(Dataset items)
++++

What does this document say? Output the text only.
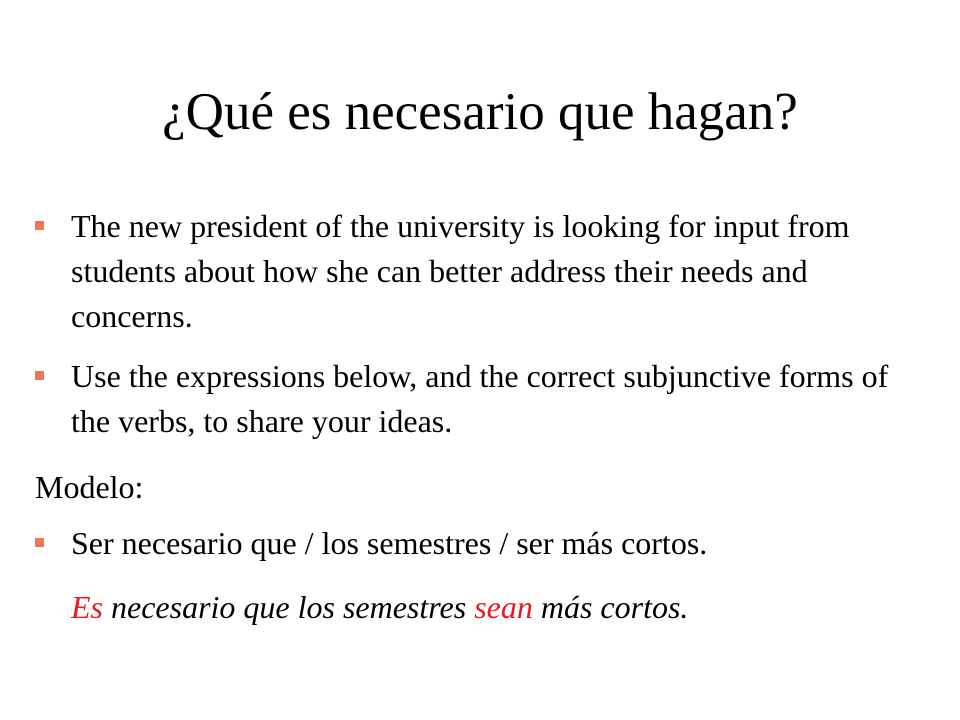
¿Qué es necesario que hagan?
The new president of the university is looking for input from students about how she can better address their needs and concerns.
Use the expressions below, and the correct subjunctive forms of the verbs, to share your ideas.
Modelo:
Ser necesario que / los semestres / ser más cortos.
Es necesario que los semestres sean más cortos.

++++

Requirement
Reproduce every line precisely as given, omitting all pictures.

Worked answer
What does this document say? Output the text only.
¿Qué es necesario que hagan?
The new president of the university is looking for input from students about how she can better address their needs and concerns.
Use the expressions below, and the correct subjunctive forms of the verbs, to share your ideas.
Modelo:
Ser necesario que / los semestres / ser más cortos.
Es necesario que los semestres sean más cortos.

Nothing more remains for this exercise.